> [Task prompt] Your task is to repeat the lines below exactly, excluding any pictures they contain.

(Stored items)

▶

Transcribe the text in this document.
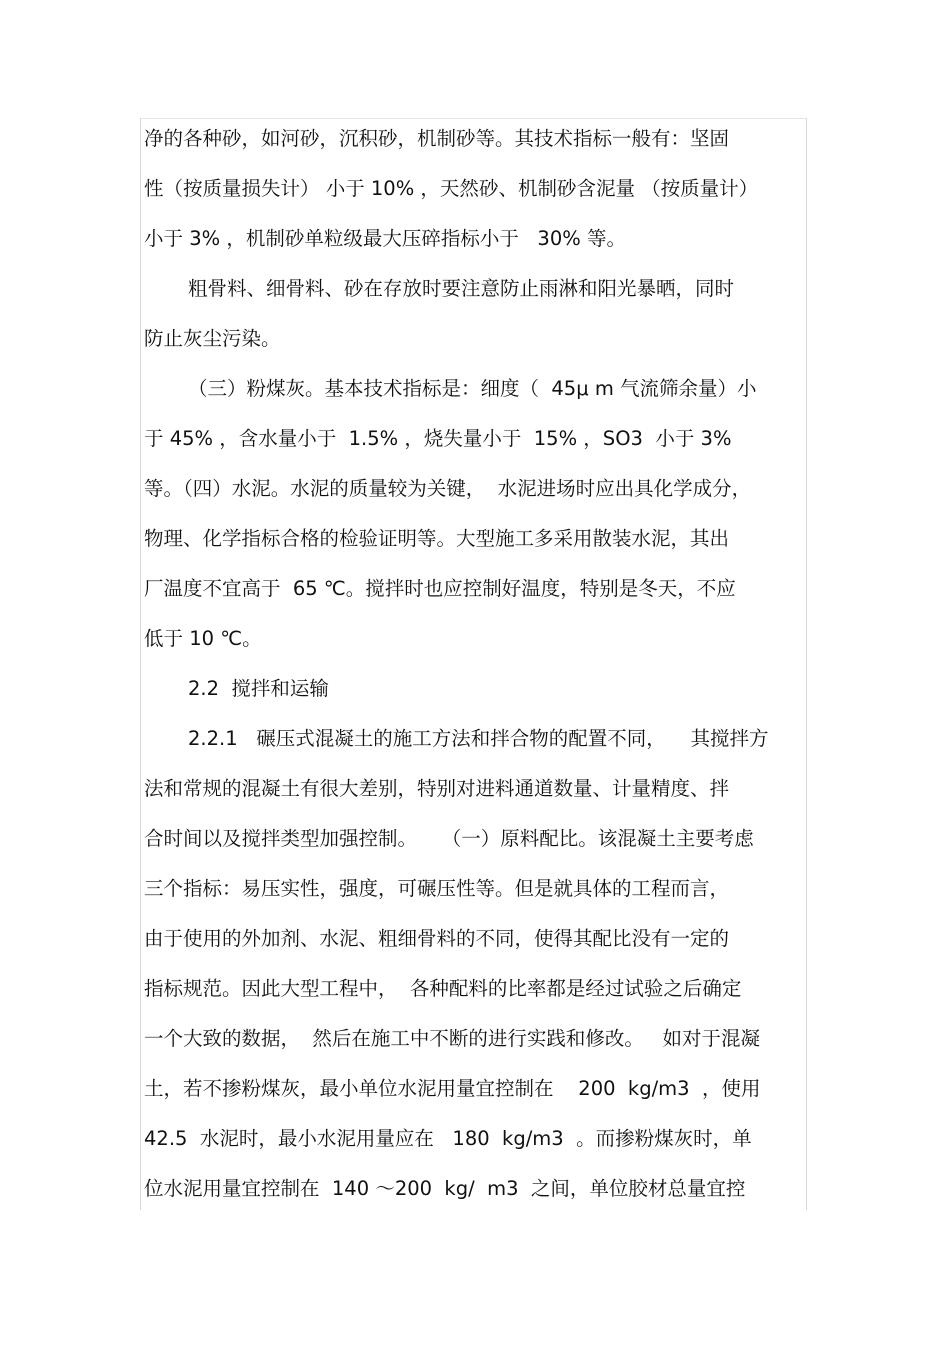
净的各种砂，如河砂，沉积砂，机制砂等。其技术指标一般有：坚固
性（按质量损失计） 小于 10% ，天然砂、机制砂含泥量 （按质量计）
小于 3% ，机制砂单粒级最大压碎指标小于   30% 等。
粗骨料、细骨料、砂在存放时要注意防止雨淋和阳光暴晒，同时
防止灰尘污染。
（三）粉煤灰。基本技术指标是：细度（  45μ m 气流筛余量）小
于 45% ，含水量小于  1.5% ，烧失量小于  15% ，SO3  小于 3%
等。（四）水泥。水泥的质量较为关键，  水泥进场时应出具化学成分，
物理、化学指标合格的检验证明等。大型施工多采用散装水泥，其出
厂温度不宜高于  65 ℃。搅拌时也应控制好温度，特别是冬天，不应
低于 10 ℃。
2.2  搅拌和运输
2.2.1   碾压式混凝土的施工方法和拌合物的配置不同，    其搅拌方
法和常规的混凝土有很大差别，特别对进料通道数量、计量精度、拌
合时间以及搅拌类型加强控制。    （一）原料配比。该混凝土主要考虑
三个指标：易压实性，强度，可碾压性等。但是就具体的工程而言，
由于使用的外加剂、水泥、粗细骨料的不同，使得其配比没有一定的
指标规范。因此大型工程中，  各种配料的比率都是经过试验之后确定
一个大致的数据，  然后在施工中不断的进行实践和修改。   如对于混凝
土，若不掺粉煤灰，最小单位水泥用量宜控制在    200  kg/m3  ，使用
42.5  水泥时，最小水泥用量应在   180  kg/m3  。而掺粉煤灰时，单
位水泥用量宜控制在  140 ～200  kg/  m3  之间，单位胶材总量宜控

◀

> [Output of the exercise]
Transcribe the text in this document.
净的各种砂，如河砂，沉积砂，机制砂等。其技术指标一般有：坚固
性（按质量损失计） 小于 10% ，天然砂、机制砂含泥量 （按质量计）
小于 3% ，机制砂单粒级最大压碎指标小于   30% 等。
粗骨料、细骨料、砂在存放时要注意防止雨淋和阳光暴晒，同时
防止灰尘污染。
（三）粉煤灰。基本技术指标是：细度（  45μ m 气流筛余量）小
于 45% ，含水量小于  1.5% ，烧失量小于  15% ，SO3  小于 3%
等。（四）水泥。水泥的质量较为关键，  水泥进场时应出具化学成分，
物理、化学指标合格的检验证明等。大型施工多采用散装水泥，其出
厂温度不宜高于  65 ℃。搅拌时也应控制好温度，特别是冬天，不应
低于 10 ℃。
2.2  搅拌和运输
2.2.1   碾压式混凝土的施工方法和拌合物的配置不同，    其搅拌方
法和常规的混凝土有很大差别，特别对进料通道数量、计量精度、拌
合时间以及搅拌类型加强控制。    （一）原料配比。该混凝土主要考虑
三个指标：易压实性，强度，可碾压性等。但是就具体的工程而言，
由于使用的外加剂、水泥、粗细骨料的不同，使得其配比没有一定的
指标规范。因此大型工程中，  各种配料的比率都是经过试验之后确定
一个大致的数据，  然后在施工中不断的进行实践和修改。   如对于混凝
土，若不掺粉煤灰，最小单位水泥用量宜控制在    200  kg/m3  ，使用
42.5  水泥时，最小水泥用量应在   180  kg/m3  。而掺粉煤灰时，单
位水泥用量宜控制在  140 ～200  kg/  m3  之间，单位胶材总量宜控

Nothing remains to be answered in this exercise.